── ROWS
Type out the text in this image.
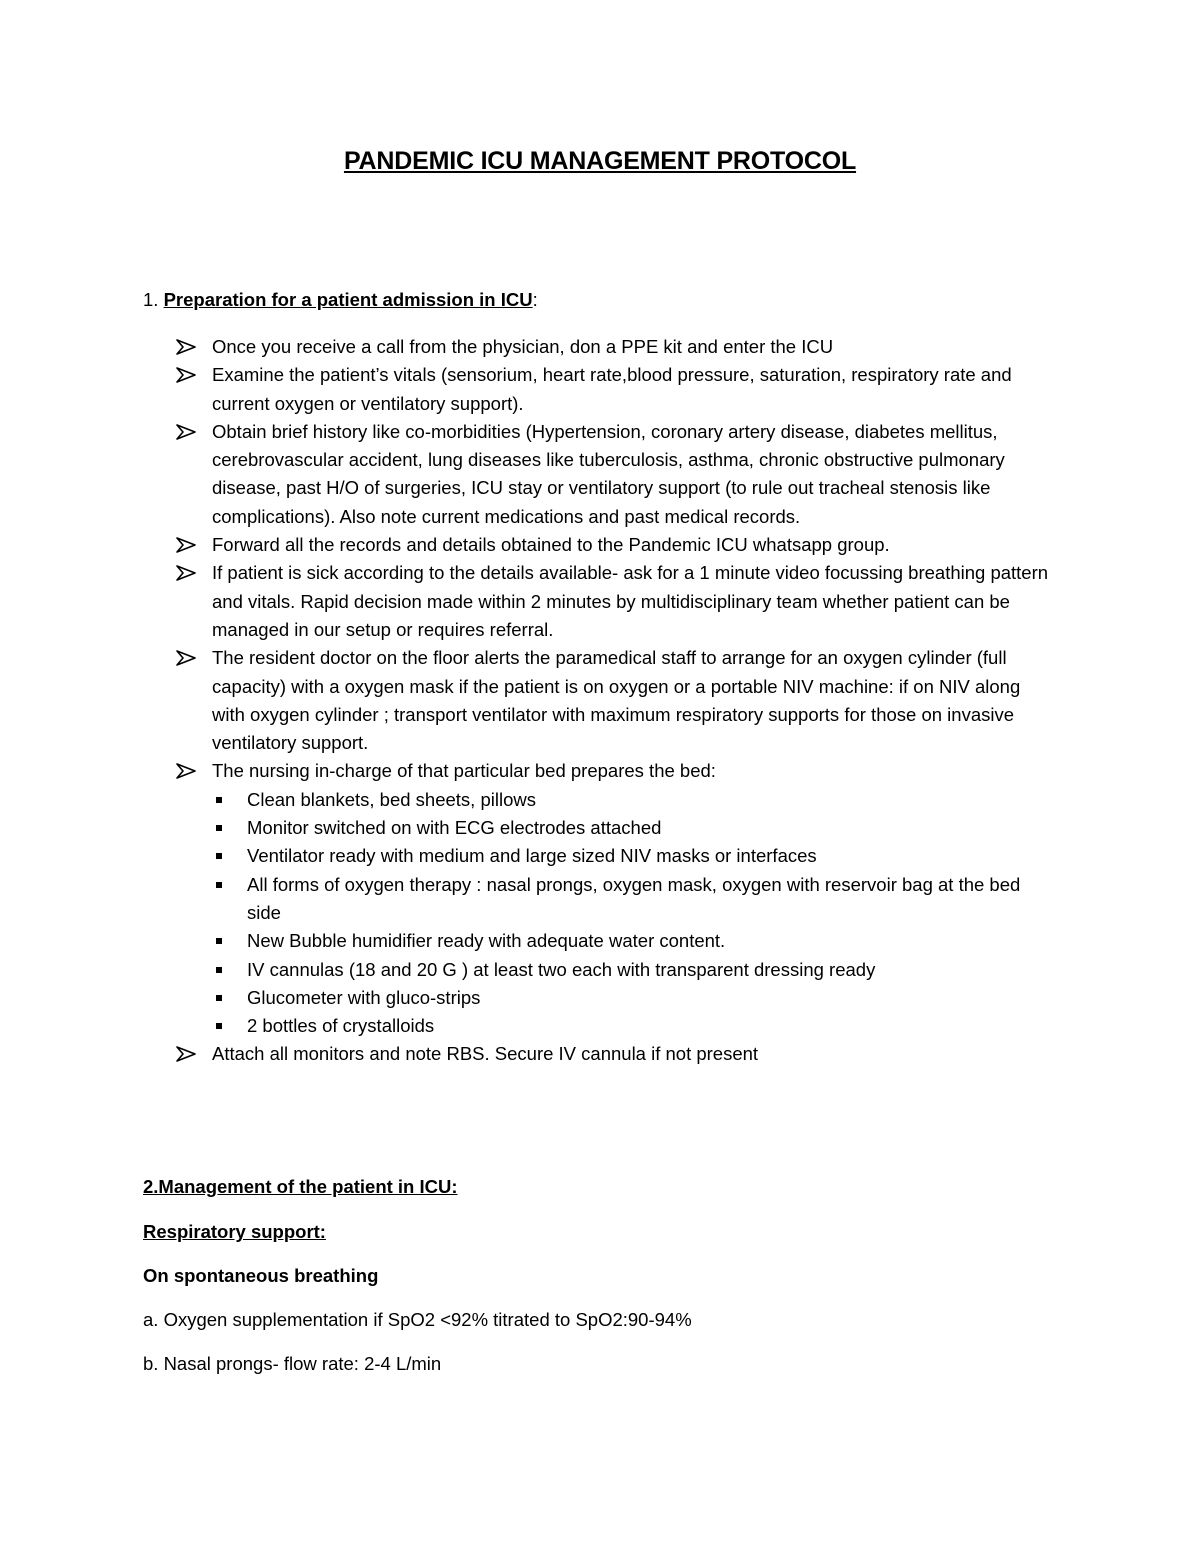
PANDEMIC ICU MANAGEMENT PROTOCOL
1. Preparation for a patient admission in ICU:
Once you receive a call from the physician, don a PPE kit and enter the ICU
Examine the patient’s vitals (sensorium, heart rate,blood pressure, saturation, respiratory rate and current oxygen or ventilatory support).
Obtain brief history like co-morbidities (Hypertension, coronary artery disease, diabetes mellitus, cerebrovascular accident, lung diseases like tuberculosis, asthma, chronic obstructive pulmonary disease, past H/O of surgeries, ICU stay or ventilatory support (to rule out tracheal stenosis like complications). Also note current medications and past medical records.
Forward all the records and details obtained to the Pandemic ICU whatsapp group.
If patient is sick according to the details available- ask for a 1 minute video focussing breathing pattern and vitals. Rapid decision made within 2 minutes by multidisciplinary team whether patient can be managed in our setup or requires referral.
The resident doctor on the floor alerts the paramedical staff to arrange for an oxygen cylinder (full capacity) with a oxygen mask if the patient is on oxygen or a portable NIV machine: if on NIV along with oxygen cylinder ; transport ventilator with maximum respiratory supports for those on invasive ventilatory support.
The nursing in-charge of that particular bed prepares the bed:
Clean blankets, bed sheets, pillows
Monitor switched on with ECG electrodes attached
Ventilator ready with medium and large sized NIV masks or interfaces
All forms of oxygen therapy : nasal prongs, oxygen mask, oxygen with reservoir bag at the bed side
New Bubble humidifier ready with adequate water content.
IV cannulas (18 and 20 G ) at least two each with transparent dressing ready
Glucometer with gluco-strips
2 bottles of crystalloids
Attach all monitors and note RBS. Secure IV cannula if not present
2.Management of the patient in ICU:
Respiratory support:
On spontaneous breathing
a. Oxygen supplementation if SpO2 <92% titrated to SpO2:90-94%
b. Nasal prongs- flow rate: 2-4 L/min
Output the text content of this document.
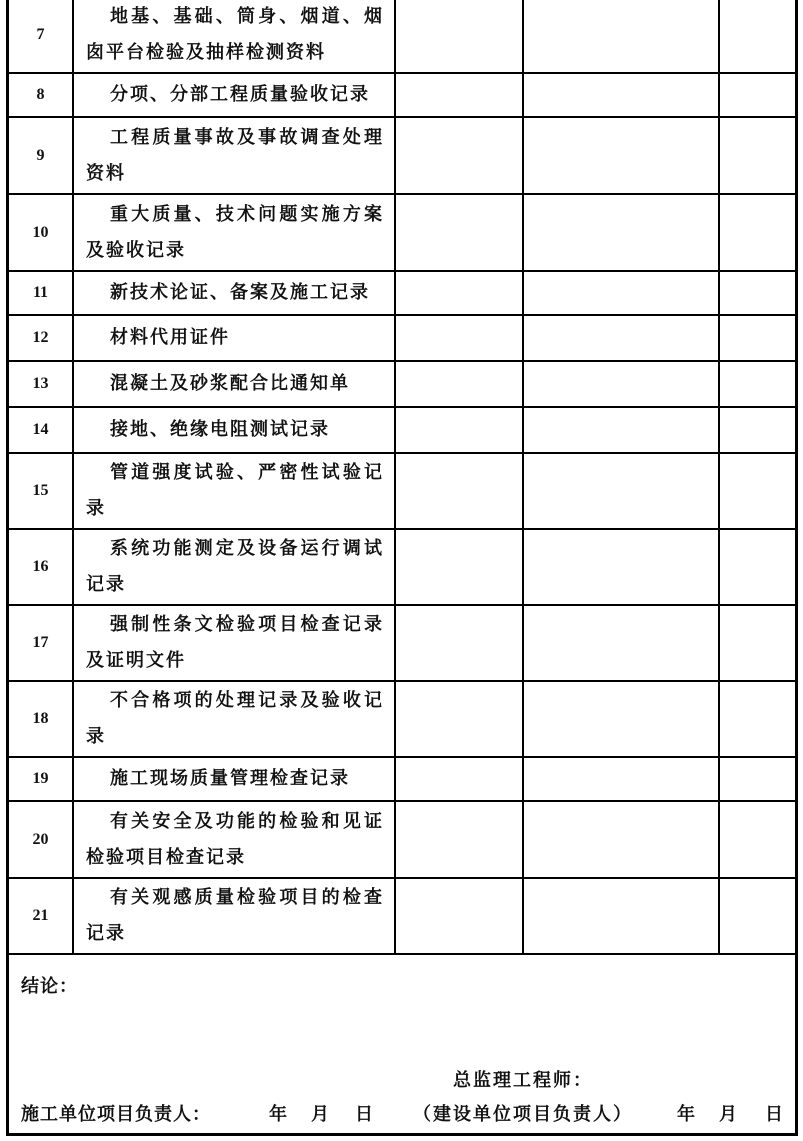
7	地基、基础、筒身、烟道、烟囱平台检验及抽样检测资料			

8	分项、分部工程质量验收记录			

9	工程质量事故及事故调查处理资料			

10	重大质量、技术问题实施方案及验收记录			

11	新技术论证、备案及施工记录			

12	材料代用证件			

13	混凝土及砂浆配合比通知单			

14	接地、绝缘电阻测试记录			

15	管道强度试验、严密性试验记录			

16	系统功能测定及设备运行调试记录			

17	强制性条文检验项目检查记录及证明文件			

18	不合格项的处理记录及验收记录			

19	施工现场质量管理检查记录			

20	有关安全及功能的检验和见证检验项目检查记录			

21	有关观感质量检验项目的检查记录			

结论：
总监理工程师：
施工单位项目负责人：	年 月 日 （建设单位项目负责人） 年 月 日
────
── ROWS
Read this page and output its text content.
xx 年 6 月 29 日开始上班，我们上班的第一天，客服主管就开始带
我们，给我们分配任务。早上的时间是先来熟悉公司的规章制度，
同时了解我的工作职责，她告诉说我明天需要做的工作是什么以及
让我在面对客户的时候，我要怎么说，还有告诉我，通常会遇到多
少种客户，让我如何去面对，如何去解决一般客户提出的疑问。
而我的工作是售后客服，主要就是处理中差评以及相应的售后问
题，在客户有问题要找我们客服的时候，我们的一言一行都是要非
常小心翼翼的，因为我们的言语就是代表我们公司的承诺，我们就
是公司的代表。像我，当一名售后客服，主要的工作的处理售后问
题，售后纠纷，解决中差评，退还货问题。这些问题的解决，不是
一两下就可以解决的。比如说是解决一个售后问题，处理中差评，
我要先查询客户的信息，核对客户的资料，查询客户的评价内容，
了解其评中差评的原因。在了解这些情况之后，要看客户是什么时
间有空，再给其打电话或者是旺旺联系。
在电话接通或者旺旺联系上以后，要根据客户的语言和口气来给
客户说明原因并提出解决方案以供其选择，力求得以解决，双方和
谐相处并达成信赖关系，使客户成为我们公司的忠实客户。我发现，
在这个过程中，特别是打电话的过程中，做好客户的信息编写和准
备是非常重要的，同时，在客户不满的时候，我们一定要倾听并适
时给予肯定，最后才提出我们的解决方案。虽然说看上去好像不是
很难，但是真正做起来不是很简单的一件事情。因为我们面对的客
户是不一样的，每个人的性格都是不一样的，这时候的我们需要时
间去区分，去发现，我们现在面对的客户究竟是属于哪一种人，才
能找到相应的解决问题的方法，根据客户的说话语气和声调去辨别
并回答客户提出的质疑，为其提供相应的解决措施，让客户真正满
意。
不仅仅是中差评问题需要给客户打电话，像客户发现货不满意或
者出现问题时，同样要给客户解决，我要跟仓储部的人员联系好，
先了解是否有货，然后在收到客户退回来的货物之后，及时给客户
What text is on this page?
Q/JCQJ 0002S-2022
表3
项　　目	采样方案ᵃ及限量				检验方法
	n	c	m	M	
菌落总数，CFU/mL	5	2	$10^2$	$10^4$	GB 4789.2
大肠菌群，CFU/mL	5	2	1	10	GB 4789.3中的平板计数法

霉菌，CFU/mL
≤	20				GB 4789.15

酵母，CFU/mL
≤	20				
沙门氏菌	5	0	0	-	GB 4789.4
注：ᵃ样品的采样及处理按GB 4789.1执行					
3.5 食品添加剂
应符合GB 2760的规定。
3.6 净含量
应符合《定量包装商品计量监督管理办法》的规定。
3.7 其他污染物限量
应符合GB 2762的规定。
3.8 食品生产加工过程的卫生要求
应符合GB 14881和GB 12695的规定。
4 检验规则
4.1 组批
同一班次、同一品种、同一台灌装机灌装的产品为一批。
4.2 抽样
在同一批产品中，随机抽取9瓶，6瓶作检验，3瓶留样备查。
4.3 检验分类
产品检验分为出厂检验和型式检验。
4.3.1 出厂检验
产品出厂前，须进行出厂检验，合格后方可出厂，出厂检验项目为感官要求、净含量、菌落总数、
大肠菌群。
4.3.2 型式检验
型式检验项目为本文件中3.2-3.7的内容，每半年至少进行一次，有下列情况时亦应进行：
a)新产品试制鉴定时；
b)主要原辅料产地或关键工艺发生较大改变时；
────
▸ WRITTEN REQUEST
Extract, from the listing above, every line where the string "大肠菌群" occurs.

▸ EXERCISE SOLUTION
大肠菌群，CFU/mL	5	2	1	10	GB 4789.3中的平板计数法
大肠菌群。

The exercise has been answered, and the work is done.